begin Records shown
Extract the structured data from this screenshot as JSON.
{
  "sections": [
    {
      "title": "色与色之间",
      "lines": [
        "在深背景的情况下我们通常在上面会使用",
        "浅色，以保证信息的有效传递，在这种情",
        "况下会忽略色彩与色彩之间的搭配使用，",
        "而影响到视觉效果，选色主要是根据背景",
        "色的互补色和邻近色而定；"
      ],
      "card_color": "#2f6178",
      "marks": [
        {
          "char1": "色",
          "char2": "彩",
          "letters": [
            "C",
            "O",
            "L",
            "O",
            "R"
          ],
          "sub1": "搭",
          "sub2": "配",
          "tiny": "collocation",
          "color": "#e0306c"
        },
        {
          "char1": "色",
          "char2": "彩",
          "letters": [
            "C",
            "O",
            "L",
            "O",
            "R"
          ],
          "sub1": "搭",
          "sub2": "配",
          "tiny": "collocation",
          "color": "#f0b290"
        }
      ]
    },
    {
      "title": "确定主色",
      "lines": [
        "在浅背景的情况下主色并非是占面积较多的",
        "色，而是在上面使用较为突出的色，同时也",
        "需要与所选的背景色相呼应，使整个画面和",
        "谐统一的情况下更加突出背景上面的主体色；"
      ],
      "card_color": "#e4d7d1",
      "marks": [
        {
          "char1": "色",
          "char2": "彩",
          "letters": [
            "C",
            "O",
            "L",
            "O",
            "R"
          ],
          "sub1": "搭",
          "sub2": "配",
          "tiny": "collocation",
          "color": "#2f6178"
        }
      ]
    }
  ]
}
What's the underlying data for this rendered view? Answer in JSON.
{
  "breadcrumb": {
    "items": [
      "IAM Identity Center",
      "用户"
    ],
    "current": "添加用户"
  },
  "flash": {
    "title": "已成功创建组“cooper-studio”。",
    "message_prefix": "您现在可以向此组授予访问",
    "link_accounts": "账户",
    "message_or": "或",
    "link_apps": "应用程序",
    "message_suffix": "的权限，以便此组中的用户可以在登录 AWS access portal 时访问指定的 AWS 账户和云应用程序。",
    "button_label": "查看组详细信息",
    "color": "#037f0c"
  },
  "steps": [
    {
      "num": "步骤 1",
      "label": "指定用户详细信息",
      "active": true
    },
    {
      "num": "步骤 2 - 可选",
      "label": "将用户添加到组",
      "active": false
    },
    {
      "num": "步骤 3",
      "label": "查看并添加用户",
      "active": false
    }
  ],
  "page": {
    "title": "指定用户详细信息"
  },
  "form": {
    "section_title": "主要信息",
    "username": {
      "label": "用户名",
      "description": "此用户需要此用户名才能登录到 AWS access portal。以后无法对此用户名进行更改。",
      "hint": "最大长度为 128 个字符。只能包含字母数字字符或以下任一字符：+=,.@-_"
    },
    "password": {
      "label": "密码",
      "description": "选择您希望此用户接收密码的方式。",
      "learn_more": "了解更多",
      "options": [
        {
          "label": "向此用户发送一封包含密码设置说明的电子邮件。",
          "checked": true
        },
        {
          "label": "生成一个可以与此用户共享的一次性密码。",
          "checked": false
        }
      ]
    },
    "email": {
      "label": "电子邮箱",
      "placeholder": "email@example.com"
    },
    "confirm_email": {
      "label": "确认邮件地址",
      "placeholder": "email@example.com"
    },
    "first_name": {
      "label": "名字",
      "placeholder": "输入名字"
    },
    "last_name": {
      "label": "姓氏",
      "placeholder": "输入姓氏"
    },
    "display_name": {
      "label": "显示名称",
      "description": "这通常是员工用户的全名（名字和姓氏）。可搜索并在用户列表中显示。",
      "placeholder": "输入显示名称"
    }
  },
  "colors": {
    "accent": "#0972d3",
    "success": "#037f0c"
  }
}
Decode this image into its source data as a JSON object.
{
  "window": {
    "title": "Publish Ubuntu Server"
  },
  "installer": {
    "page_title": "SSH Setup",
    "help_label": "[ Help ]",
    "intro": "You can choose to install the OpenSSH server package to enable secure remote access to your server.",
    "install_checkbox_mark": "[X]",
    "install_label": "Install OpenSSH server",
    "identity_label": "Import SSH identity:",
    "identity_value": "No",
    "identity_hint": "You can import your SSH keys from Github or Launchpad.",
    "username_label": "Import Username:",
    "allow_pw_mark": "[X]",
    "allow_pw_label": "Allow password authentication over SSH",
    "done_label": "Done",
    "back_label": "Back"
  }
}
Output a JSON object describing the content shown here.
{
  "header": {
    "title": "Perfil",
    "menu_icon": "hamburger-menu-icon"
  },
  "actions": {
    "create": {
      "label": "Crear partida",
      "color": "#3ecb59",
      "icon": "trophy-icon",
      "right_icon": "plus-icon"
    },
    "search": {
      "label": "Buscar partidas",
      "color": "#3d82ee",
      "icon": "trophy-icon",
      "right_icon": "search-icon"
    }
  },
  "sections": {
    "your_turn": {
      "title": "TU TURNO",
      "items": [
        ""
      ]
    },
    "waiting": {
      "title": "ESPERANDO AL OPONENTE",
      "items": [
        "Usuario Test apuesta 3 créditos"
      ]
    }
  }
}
end Records shown
*Exercise task:*
Set down all of the records shown above once more, exactly.

*Correct output:*
Extract the structured data from this screenshot as JSON.
{
  "sections": [
    {
      "title": "色与色之间",
      "lines": [
        "在深背景的情况下我们通常在上面会使用",
        "浅色，以保证信息的有效传递，在这种情",
        "况下会忽略色彩与色彩之间的搭配使用，",
        "而影响到视觉效果，选色主要是根据背景",
        "色的互补色和邻近色而定；"
      ],
      "card_color": "#2f6178",
      "marks": [
        {
          "char1": "色",
          "char2": "彩",
          "letters": [
            "C",
            "O",
            "L",
            "O",
            "R"
          ],
          "sub1": "搭",
          "sub2": "配",
          "tiny": "collocation",
          "color": "#e0306c"
        },
        {
          "char1": "色",
          "char2": "彩",
          "letters": [
            "C",
            "O",
            "L",
            "O",
            "R"
          ],
          "sub1": "搭",
          "sub2": "配",
          "tiny": "collocation",
          "color": "#f0b290"
        }
      ]
    },
    {
      "title": "确定主色",
      "lines": [
        "在浅背景的情况下主色并非是占面积较多的",
        "色，而是在上面使用较为突出的色，同时也",
        "需要与所选的背景色相呼应，使整个画面和",
        "谐统一的情况下更加突出背景上面的主体色；"
      ],
      "card_color": "#e4d7d1",
      "marks": [
        {
          "char1": "色",
          "char2": "彩",
          "letters": [
            "C",
            "O",
            "L",
            "O",
            "R"
          ],
          "sub1": "搭",
          "sub2": "配",
          "tiny": "collocation",
          "color": "#2f6178"
        }
      ]
    }
  ]
}
What's the underlying data for this rendered view? Answer in JSON.
{
  "breadcrumb": {
    "items": [
      "IAM Identity Center",
      "用户"
    ],
    "current": "添加用户"
  },
  "flash": {
    "title": "已成功创建组“cooper-studio”。",
    "message_prefix": "您现在可以向此组授予访问",
    "link_accounts": "账户",
    "message_or": "或",
    "link_apps": "应用程序",
    "message_suffix": "的权限，以便此组中的用户可以在登录 AWS access portal 时访问指定的 AWS 账户和云应用程序。",
    "button_label": "查看组详细信息",
    "color": "#037f0c"
  },
  "steps": [
    {
      "num": "步骤 1",
      "label": "指定用户详细信息",
      "active": true
    },
    {
      "num": "步骤 2 - 可选",
      "label": "将用户添加到组",
      "active": false
    },
    {
      "num": "步骤 3",
      "label": "查看并添加用户",
      "active": false
    }
  ],
  "page": {
    "title": "指定用户详细信息"
  },
  "form": {
    "section_title": "主要信息",
    "username": {
      "label": "用户名",
      "description": "此用户需要此用户名才能登录到 AWS access portal。以后无法对此用户名进行更改。",
      "hint": "最大长度为 128 个字符。只能包含字母数字字符或以下任一字符：+=,.@-_"
    },
    "password": {
      "label": "密码",
      "description": "选择您希望此用户接收密码的方式。",
      "learn_more": "了解更多",
      "options": [
        {
          "label": "向此用户发送一封包含密码设置说明的电子邮件。",
          "checked": true
        },
        {
          "label": "生成一个可以与此用户共享的一次性密码。",
          "checked": false
        }
      ]
    },
    "email": {
      "label": "电子邮箱",
      "placeholder": "email@example.com"
    },
    "confirm_email": {
      "label": "确认邮件地址",
      "placeholder": "email@example.com"
    },
    "first_name": {
      "label": "名字",
      "placeholder": "输入名字"
    },
    "last_name": {
      "label": "姓氏",
      "placeholder": "输入姓氏"
    },
    "display_name": {
      "label": "显示名称",
      "description": "这通常是员工用户的全名（名字和姓氏）。可搜索并在用户列表中显示。",
      "placeholder": "输入显示名称"
    }
  },
  "colors": {
    "accent": "#0972d3",
    "success": "#037f0c"
  }
}
Decode this image into its source data as a JSON object.
{
  "window": {
    "title": "Publish Ubuntu Server"
  },
  "installer": {
    "page_title": "SSH Setup",
    "help_label": "[ Help ]",
    "intro": "You can choose to install the OpenSSH server package to enable secure remote access to your server.",
    "install_checkbox_mark": "[X]",
    "install_label": "Install OpenSSH server",
    "identity_label": "Import SSH identity:",
    "identity_value": "No",
    "identity_hint": "You can import your SSH keys from Github or Launchpad.",
    "username_label": "Import Username:",
    "allow_pw_mark": "[X]",
    "allow_pw_label": "Allow password authentication over SSH",
    "done_label": "Done",
    "back_label": "Back"
  }
}
Output a JSON object describing the content shown here.
{
  "header": {
    "title": "Perfil",
    "menu_icon": "hamburger-menu-icon"
  },
  "actions": {
    "create": {
      "label": "Crear partida",
      "color": "#3ecb59",
      "icon": "trophy-icon",
      "right_icon": "plus-icon"
    },
    "search": {
      "label": "Buscar partidas",
      "color": "#3d82ee",
      "icon": "trophy-icon",
      "right_icon": "search-icon"
    }
  },
  "sections": {
    "your_turn": {
      "title": "TU TURNO",
      "items": [
        ""
      ]
    },
    "waiting": {
      "title": "ESPERANDO AL OPONENTE",
      "items": [
        "Usuario Test apuesta 3 créditos"
      ]
    }
  }
}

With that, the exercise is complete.